(PROBLEM) With the images removed, repeat the data below exactly.

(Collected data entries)
=======

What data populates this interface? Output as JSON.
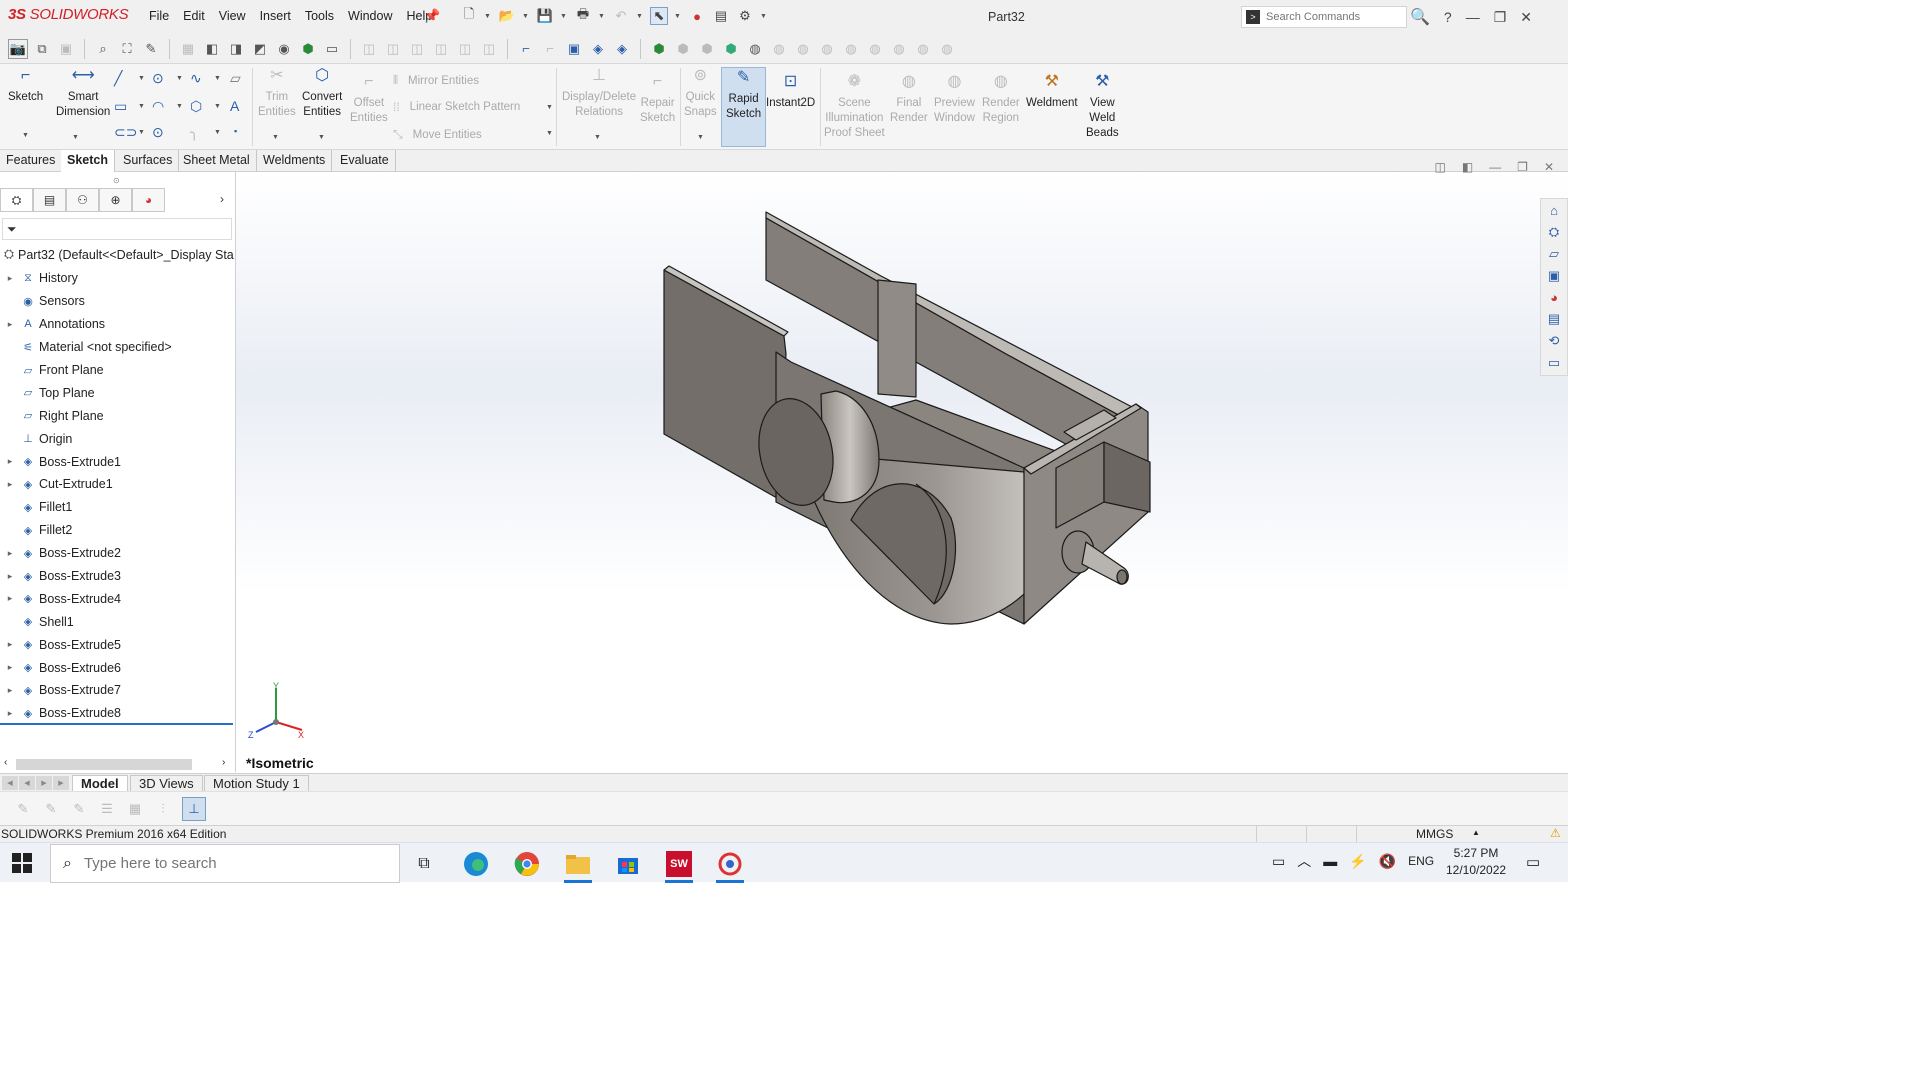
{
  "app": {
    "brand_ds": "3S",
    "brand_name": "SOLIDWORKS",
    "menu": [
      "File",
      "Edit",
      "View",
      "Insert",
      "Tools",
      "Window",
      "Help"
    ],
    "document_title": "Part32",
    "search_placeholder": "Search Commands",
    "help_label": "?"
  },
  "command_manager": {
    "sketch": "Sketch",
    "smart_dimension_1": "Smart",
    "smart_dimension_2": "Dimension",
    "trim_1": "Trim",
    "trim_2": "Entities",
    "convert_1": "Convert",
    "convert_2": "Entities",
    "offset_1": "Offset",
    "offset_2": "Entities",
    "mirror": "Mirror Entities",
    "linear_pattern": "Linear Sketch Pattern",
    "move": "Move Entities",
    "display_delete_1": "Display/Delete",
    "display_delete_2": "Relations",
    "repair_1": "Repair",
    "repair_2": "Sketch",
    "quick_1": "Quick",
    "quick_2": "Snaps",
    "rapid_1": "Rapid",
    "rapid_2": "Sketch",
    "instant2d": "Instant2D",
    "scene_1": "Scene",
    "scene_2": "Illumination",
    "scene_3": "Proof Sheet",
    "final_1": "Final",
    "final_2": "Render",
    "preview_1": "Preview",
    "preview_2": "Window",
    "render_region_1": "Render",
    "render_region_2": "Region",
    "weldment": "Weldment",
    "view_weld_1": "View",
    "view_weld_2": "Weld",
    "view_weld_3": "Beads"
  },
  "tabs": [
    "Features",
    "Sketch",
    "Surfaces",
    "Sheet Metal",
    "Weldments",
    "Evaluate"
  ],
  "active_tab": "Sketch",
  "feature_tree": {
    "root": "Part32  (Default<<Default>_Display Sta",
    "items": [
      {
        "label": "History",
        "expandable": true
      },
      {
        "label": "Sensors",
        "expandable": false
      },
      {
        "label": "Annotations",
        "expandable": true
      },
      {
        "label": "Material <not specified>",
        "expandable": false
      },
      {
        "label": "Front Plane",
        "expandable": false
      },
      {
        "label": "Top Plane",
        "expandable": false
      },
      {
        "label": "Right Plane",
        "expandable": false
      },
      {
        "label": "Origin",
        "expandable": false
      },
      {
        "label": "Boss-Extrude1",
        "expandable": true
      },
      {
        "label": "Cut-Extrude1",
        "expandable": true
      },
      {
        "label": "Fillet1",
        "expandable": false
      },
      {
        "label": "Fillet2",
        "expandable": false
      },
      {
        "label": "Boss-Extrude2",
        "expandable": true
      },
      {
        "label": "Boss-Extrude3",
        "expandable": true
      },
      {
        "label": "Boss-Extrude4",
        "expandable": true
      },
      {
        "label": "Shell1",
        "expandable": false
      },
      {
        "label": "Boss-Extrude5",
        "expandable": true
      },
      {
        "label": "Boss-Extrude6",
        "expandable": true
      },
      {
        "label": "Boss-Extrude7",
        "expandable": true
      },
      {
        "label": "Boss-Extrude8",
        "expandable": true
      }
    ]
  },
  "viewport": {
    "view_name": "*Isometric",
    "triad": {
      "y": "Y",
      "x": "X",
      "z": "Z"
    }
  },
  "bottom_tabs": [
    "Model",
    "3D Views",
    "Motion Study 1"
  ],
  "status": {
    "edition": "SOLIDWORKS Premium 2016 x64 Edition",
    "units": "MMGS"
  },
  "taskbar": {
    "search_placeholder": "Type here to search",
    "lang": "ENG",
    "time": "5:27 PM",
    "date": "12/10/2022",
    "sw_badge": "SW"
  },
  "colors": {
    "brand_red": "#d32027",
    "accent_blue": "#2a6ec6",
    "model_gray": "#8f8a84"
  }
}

=======

(WRITTEN RESPONSE)
What data populates this interface? Output as JSON.
{
  "app": {
    "brand_ds": "3S",
    "brand_name": "SOLIDWORKS",
    "menu": [
      "File",
      "Edit",
      "View",
      "Insert",
      "Tools",
      "Window",
      "Help"
    ],
    "document_title": "Part32",
    "search_placeholder": "Search Commands",
    "help_label": "?"
  },
  "command_manager": {
    "sketch": "Sketch",
    "smart_dimension_1": "Smart",
    "smart_dimension_2": "Dimension",
    "trim_1": "Trim",
    "trim_2": "Entities",
    "convert_1": "Convert",
    "convert_2": "Entities",
    "offset_1": "Offset",
    "offset_2": "Entities",
    "mirror": "Mirror Entities",
    "linear_pattern": "Linear Sketch Pattern",
    "move": "Move Entities",
    "display_delete_1": "Display/Delete",
    "display_delete_2": "Relations",
    "repair_1": "Repair",
    "repair_2": "Sketch",
    "quick_1": "Quick",
    "quick_2": "Snaps",
    "rapid_1": "Rapid",
    "rapid_2": "Sketch",
    "instant2d": "Instant2D",
    "scene_1": "Scene",
    "scene_2": "Illumination",
    "scene_3": "Proof Sheet",
    "final_1": "Final",
    "final_2": "Render",
    "preview_1": "Preview",
    "preview_2": "Window",
    "render_region_1": "Render",
    "render_region_2": "Region",
    "weldment": "Weldment",
    "view_weld_1": "View",
    "view_weld_2": "Weld",
    "view_weld_3": "Beads"
  },
  "tabs": [
    "Features",
    "Sketch",
    "Surfaces",
    "Sheet Metal",
    "Weldments",
    "Evaluate"
  ],
  "active_tab": "Sketch",
  "feature_tree": {
    "root": "Part32  (Default<<Default>_Display Sta",
    "items": [
      {
        "label": "History",
        "expandable": true
      },
      {
        "label": "Sensors",
        "expandable": false
      },
      {
        "label": "Annotations",
        "expandable": true
      },
      {
        "label": "Material <not specified>",
        "expandable": false
      },
      {
        "label": "Front Plane",
        "expandable": false
      },
      {
        "label": "Top Plane",
        "expandable": false
      },
      {
        "label": "Right Plane",
        "expandable": false
      },
      {
        "label": "Origin",
        "expandable": false
      },
      {
        "label": "Boss-Extrude1",
        "expandable": true
      },
      {
        "label": "Cut-Extrude1",
        "expandable": true
      },
      {
        "label": "Fillet1",
        "expandable": false
      },
      {
        "label": "Fillet2",
        "expandable": false
      },
      {
        "label": "Boss-Extrude2",
        "expandable": true
      },
      {
        "label": "Boss-Extrude3",
        "expandable": true
      },
      {
        "label": "Boss-Extrude4",
        "expandable": true
      },
      {
        "label": "Shell1",
        "expandable": false
      },
      {
        "label": "Boss-Extrude5",
        "expandable": true
      },
      {
        "label": "Boss-Extrude6",
        "expandable": true
      },
      {
        "label": "Boss-Extrude7",
        "expandable": true
      },
      {
        "label": "Boss-Extrude8",
        "expandable": true
      }
    ]
  },
  "viewport": {
    "view_name": "*Isometric",
    "triad": {
      "y": "Y",
      "x": "X",
      "z": "Z"
    }
  },
  "bottom_tabs": [
    "Model",
    "3D Views",
    "Motion Study 1"
  ],
  "status": {
    "edition": "SOLIDWORKS Premium 2016 x64 Edition",
    "units": "MMGS"
  },
  "taskbar": {
    "search_placeholder": "Type here to search",
    "lang": "ENG",
    "time": "5:27 PM",
    "date": "12/10/2022",
    "sw_badge": "SW"
  },
  "colors": {
    "brand_red": "#d32027",
    "accent_blue": "#2a6ec6",
    "model_gray": "#8f8a84"
  }
}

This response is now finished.